The task
Your task is to repeat all of the material exactly.
-------- Given records --------
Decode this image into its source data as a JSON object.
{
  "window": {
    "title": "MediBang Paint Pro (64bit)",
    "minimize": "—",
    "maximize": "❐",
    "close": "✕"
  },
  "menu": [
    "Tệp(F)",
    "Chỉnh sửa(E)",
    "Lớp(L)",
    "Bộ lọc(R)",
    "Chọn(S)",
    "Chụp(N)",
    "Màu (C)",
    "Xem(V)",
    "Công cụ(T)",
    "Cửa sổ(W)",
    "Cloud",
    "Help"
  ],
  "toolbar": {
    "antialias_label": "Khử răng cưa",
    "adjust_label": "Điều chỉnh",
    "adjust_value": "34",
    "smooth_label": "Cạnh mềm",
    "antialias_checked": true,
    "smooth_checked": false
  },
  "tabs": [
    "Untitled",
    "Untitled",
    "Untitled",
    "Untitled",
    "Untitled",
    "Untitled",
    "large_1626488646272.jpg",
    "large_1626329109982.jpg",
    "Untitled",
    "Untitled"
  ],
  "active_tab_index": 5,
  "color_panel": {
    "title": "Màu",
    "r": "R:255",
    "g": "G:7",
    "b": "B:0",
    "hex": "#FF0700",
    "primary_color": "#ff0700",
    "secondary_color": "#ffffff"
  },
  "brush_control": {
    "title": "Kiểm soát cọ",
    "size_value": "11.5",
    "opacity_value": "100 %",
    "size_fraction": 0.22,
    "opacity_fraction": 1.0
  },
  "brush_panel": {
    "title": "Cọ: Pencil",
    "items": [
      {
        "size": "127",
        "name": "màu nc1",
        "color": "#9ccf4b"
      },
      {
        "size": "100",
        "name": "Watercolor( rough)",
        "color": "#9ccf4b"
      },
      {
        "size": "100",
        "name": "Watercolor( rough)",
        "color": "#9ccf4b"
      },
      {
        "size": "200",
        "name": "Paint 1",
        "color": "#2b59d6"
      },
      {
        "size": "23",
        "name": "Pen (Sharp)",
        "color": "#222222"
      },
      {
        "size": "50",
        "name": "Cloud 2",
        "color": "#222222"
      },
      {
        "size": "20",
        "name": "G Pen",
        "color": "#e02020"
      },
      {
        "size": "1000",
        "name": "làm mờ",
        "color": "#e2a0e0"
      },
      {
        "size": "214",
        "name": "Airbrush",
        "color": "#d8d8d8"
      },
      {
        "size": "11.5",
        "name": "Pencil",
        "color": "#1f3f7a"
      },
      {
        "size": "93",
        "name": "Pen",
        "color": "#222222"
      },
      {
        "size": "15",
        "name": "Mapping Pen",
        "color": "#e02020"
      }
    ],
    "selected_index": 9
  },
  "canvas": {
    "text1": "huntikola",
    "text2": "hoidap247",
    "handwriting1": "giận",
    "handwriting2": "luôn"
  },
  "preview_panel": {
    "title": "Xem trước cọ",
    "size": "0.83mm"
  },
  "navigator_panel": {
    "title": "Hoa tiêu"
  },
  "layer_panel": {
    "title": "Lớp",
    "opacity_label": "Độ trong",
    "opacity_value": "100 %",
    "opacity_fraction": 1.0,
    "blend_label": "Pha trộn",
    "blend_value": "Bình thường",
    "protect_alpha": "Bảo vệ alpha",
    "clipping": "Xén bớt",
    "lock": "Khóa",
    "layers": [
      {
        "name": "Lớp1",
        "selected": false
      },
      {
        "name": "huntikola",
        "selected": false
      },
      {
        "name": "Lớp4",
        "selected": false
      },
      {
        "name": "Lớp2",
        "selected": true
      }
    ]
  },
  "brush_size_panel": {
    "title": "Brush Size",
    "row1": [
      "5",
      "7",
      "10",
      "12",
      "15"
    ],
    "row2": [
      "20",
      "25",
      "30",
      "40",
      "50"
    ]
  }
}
--------
Response to this task
Decode this image into its source data as a JSON object.
{
  "window": {
    "title": "MediBang Paint Pro (64bit)",
    "minimize": "—",
    "maximize": "❐",
    "close": "✕"
  },
  "menu": [
    "Tệp(F)",
    "Chỉnh sửa(E)",
    "Lớp(L)",
    "Bộ lọc(R)",
    "Chọn(S)",
    "Chụp(N)",
    "Màu (C)",
    "Xem(V)",
    "Công cụ(T)",
    "Cửa sổ(W)",
    "Cloud",
    "Help"
  ],
  "toolbar": {
    "antialias_label": "Khử răng cưa",
    "adjust_label": "Điều chỉnh",
    "adjust_value": "34",
    "smooth_label": "Cạnh mềm",
    "antialias_checked": true,
    "smooth_checked": false
  },
  "tabs": [
    "Untitled",
    "Untitled",
    "Untitled",
    "Untitled",
    "Untitled",
    "Untitled",
    "large_1626488646272.jpg",
    "large_1626329109982.jpg",
    "Untitled",
    "Untitled"
  ],
  "active_tab_index": 5,
  "color_panel": {
    "title": "Màu",
    "r": "R:255",
    "g": "G:7",
    "b": "B:0",
    "hex": "#FF0700",
    "primary_color": "#ff0700",
    "secondary_color": "#ffffff"
  },
  "brush_control": {
    "title": "Kiểm soát cọ",
    "size_value": "11.5",
    "opacity_value": "100 %",
    "size_fraction": 0.22,
    "opacity_fraction": 1.0
  },
  "brush_panel": {
    "title": "Cọ: Pencil",
    "items": [
      {
        "size": "127",
        "name": "màu nc1",
        "color": "#9ccf4b"
      },
      {
        "size": "100",
        "name": "Watercolor( rough)",
        "color": "#9ccf4b"
      },
      {
        "size": "100",
        "name": "Watercolor( rough)",
        "color": "#9ccf4b"
      },
      {
        "size": "200",
        "name": "Paint 1",
        "color": "#2b59d6"
      },
      {
        "size": "23",
        "name": "Pen (Sharp)",
        "color": "#222222"
      },
      {
        "size": "50",
        "name": "Cloud 2",
        "color": "#222222"
      },
      {
        "size": "20",
        "name": "G Pen",
        "color": "#e02020"
      },
      {
        "size": "1000",
        "name": "làm mờ",
        "color": "#e2a0e0"
      },
      {
        "size": "214",
        "name": "Airbrush",
        "color": "#d8d8d8"
      },
      {
        "size": "11.5",
        "name": "Pencil",
        "color": "#1f3f7a"
      },
      {
        "size": "93",
        "name": "Pen",
        "color": "#222222"
      },
      {
        "size": "15",
        "name": "Mapping Pen",
        "color": "#e02020"
      }
    ],
    "selected_index": 9
  },
  "canvas": {
    "text1": "huntikola",
    "text2": "hoidap247",
    "handwriting1": "giận",
    "handwriting2": "luôn"
  },
  "preview_panel": {
    "title": "Xem trước cọ",
    "size": "0.83mm"
  },
  "navigator_panel": {
    "title": "Hoa tiêu"
  },
  "layer_panel": {
    "title": "Lớp",
    "opacity_label": "Độ trong",
    "opacity_value": "100 %",
    "opacity_fraction": 1.0,
    "blend_label": "Pha trộn",
    "blend_value": "Bình thường",
    "protect_alpha": "Bảo vệ alpha",
    "clipping": "Xén bớt",
    "lock": "Khóa",
    "layers": [
      {
        "name": "Lớp1",
        "selected": false
      },
      {
        "name": "huntikola",
        "selected": false
      },
      {
        "name": "Lớp4",
        "selected": false
      },
      {
        "name": "Lớp2",
        "selected": true
      }
    ]
  },
  "brush_size_panel": {
    "title": "Brush Size",
    "row1": [
      "5",
      "7",
      "10",
      "12",
      "15"
    ],
    "row2": [
      "20",
      "25",
      "30",
      "40",
      "50"
    ]
  }
}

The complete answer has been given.